What is being asked -> All entries below need to be written out exactly, but without their pictures.

Stored rows ->
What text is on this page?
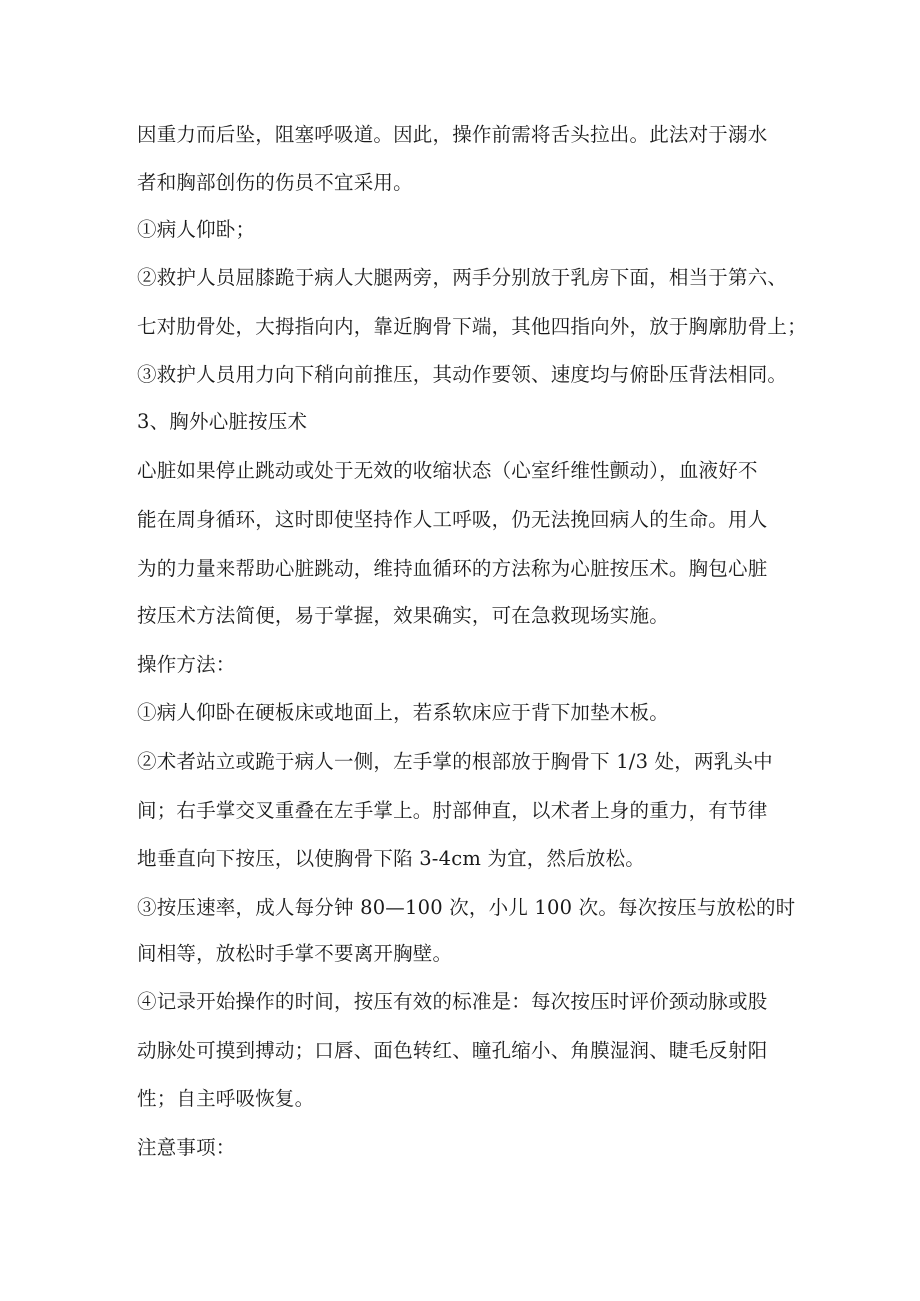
因重力而后坠，阻塞呼吸道。因此，操作前需将舌头拉出。此法对于溺水
者和胸部创伤的伤员不宜采用。
①病人仰卧；
②救护人员屈膝跪于病人大腿两旁，两手分别放于乳房下面，相当于第六、
七对肋骨处，大拇指向内，靠近胸骨下端，其他四指向外，放于胸廓肋骨上；
③救护人员用力向下稍向前推压，其动作要领、速度均与俯卧压背法相同。
3、胸外心脏按压术
心脏如果停止跳动或处于无效的收缩状态（心室纤维性颤动），血液好不
能在周身循环，这时即使坚持作人工呼吸，仍无法挽回病人的生命。用人
为的力量来帮助心脏跳动，维持血循环的方法称为心脏按压术。胸包心脏
按压术方法简便，易于掌握，效果确实，可在急救现场实施。
操作方法：
①病人仰卧在硬板床或地面上，若系软床应于背下加垫木板。
②术者站立或跪于病人一侧，左手掌的根部放于胸骨下 1/3 处，两乳头中
间；右手掌交叉重叠在左手掌上。肘部伸直，以术者上身的重力，有节律
地垂直向下按压，以使胸骨下陷 3-4cm 为宜，然后放松。
③按压速率，成人每分钟 80—100 次，小儿 100 次。每次按压与放松的时
间相等，放松时手掌不要离开胸壁。
④记录开始操作的时间，按压有效的标准是：每次按压时评价颈动脉或股
动脉处可摸到搏动；口唇、面色转红、瞳孔缩小、角膜湿润、睫毛反射阳
性；自主呼吸恢复。
注意事项：
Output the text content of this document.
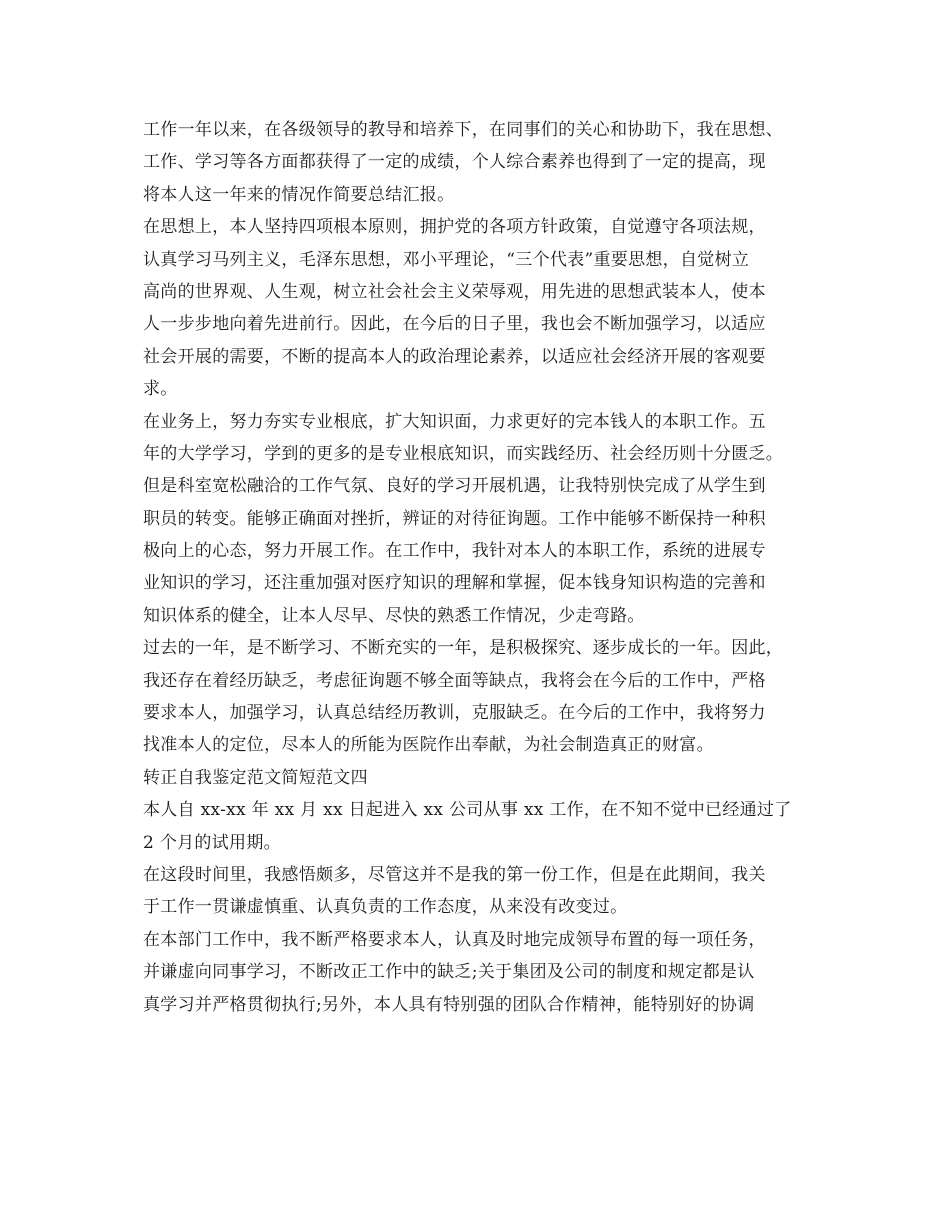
工作一年以来，在各级领导的教导和培养下，在同事们的关心和协助下，我在思想、
工作、学习等各方面都获得了一定的成绩，个人综合素养也得到了一定的提高，现
将本人这一年来的情况作简要总结汇报。
在思想上，本人坚持四项根本原则，拥护党的各项方针政策，自觉遵守各项法规，
认真学习马列主义，毛泽东思想，邓小平理论，“三个代表”重要思想，自觉树立
高尚的世界观、人生观，树立社会社会主义荣辱观，用先进的思想武装本人，使本
人一步步地向着先进前行。因此，在今后的日子里，我也会不断加强学习，以适应
社会开展的需要，不断的提高本人的政治理论素养，以适应社会经济开展的客观要
求。
在业务上，努力夯实专业根底，扩大知识面，力求更好的完本钱人的本职工作。五
年的大学学习，学到的更多的是专业根底知识，而实践经历、社会经历则十分匮乏。
但是科室宽松融洽的工作气氛、良好的学习开展机遇，让我特别快完成了从学生到
职员的转变。能够正确面对挫折，辨证的对待征询题。工作中能够不断保持一种积
极向上的心态，努力开展工作。在工作中，我针对本人的本职工作，系统的进展专
业知识的学习，还注重加强对医疗知识的理解和掌握，促本钱身知识构造的完善和
知识体系的健全，让本人尽早、尽快的熟悉工作情况，少走弯路。
过去的一年，是不断学习、不断充实的一年，是积极探究、逐步成长的一年。因此，
我还存在着经历缺乏，考虑征询题不够全面等缺点，我将会在今后的工作中，严格
要求本人，加强学习，认真总结经历教训，克服缺乏。在今后的工作中，我将努力
找准本人的定位，尽本人的所能为医院作出奉献，为社会制造真正的财富。
转正自我鉴定范文简短范文四
本人自 xx-xx 年 xx 月 xx 日起进入 xx 公司从事 xx 工作，在不知不觉中已经通过了
2 个月的试用期。
在这段时间里，我感悟颇多，尽管这并不是我的第一份工作，但是在此期间，我关
于工作一贯谦虚慎重、认真负责的工作态度，从来没有改变过。
在本部门工作中，我不断严格要求本人，认真及时地完成领导布置的每一项任务，
并谦虚向同事学习，不断改正工作中的缺乏;关于集团及公司的制度和规定都是认
真学习并严格贯彻执行;另外，本人具有特别强的团队合作精神，能特别好的协调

Answer to this task ->
What text is on this page?
因重力而后坠，阻塞呼吸道。因此，操作前需将舌头拉出。此法对于溺水
者和胸部创伤的伤员不宜采用。
①病人仰卧；
②救护人员屈膝跪于病人大腿两旁，两手分别放于乳房下面，相当于第六、
七对肋骨处，大拇指向内，靠近胸骨下端，其他四指向外，放于胸廓肋骨上；
③救护人员用力向下稍向前推压，其动作要领、速度均与俯卧压背法相同。
3、胸外心脏按压术
心脏如果停止跳动或处于无效的收缩状态（心室纤维性颤动），血液好不
能在周身循环，这时即使坚持作人工呼吸，仍无法挽回病人的生命。用人
为的力量来帮助心脏跳动，维持血循环的方法称为心脏按压术。胸包心脏
按压术方法简便，易于掌握，效果确实，可在急救现场实施。
操作方法：
①病人仰卧在硬板床或地面上，若系软床应于背下加垫木板。
②术者站立或跪于病人一侧，左手掌的根部放于胸骨下 1/3 处，两乳头中
间；右手掌交叉重叠在左手掌上。肘部伸直，以术者上身的重力，有节律
地垂直向下按压，以使胸骨下陷 3-4cm 为宜，然后放松。
③按压速率，成人每分钟 80—100 次，小儿 100 次。每次按压与放松的时
间相等，放松时手掌不要离开胸壁。
④记录开始操作的时间，按压有效的标准是：每次按压时评价颈动脉或股
动脉处可摸到搏动；口唇、面色转红、瞳孔缩小、角膜湿润、睫毛反射阳
性；自主呼吸恢复。
注意事项：
Output the text content of this document.
工作一年以来，在各级领导的教导和培养下，在同事们的关心和协助下，我在思想、
工作、学习等各方面都获得了一定的成绩，个人综合素养也得到了一定的提高，现
将本人这一年来的情况作简要总结汇报。
在思想上，本人坚持四项根本原则，拥护党的各项方针政策，自觉遵守各项法规，
认真学习马列主义，毛泽东思想，邓小平理论，“三个代表”重要思想，自觉树立
高尚的世界观、人生观，树立社会社会主义荣辱观，用先进的思想武装本人，使本
人一步步地向着先进前行。因此，在今后的日子里，我也会不断加强学习，以适应
社会开展的需要，不断的提高本人的政治理论素养，以适应社会经济开展的客观要
求。
在业务上，努力夯实专业根底，扩大知识面，力求更好的完本钱人的本职工作。五
年的大学学习，学到的更多的是专业根底知识，而实践经历、社会经历则十分匮乏。
但是科室宽松融洽的工作气氛、良好的学习开展机遇，让我特别快完成了从学生到
职员的转变。能够正确面对挫折，辨证的对待征询题。工作中能够不断保持一种积
极向上的心态，努力开展工作。在工作中，我针对本人的本职工作，系统的进展专
业知识的学习，还注重加强对医疗知识的理解和掌握，促本钱身知识构造的完善和
知识体系的健全，让本人尽早、尽快的熟悉工作情况，少走弯路。
过去的一年，是不断学习、不断充实的一年，是积极探究、逐步成长的一年。因此，
我还存在着经历缺乏，考虑征询题不够全面等缺点，我将会在今后的工作中，严格
要求本人，加强学习，认真总结经历教训，克服缺乏。在今后的工作中，我将努力
找准本人的定位，尽本人的所能为医院作出奉献，为社会制造真正的财富。
转正自我鉴定范文简短范文四
本人自 xx-xx 年 xx 月 xx 日起进入 xx 公司从事 xx 工作，在不知不觉中已经通过了
2 个月的试用期。
在这段时间里，我感悟颇多，尽管这并不是我的第一份工作，但是在此期间，我关
于工作一贯谦虚慎重、认真负责的工作态度，从来没有改变过。
在本部门工作中，我不断严格要求本人，认真及时地完成领导布置的每一项任务，
并谦虚向同事学习，不断改正工作中的缺乏;关于集团及公司的制度和规定都是认
真学习并严格贯彻执行;另外，本人具有特别强的团队合作精神，能特别好的协调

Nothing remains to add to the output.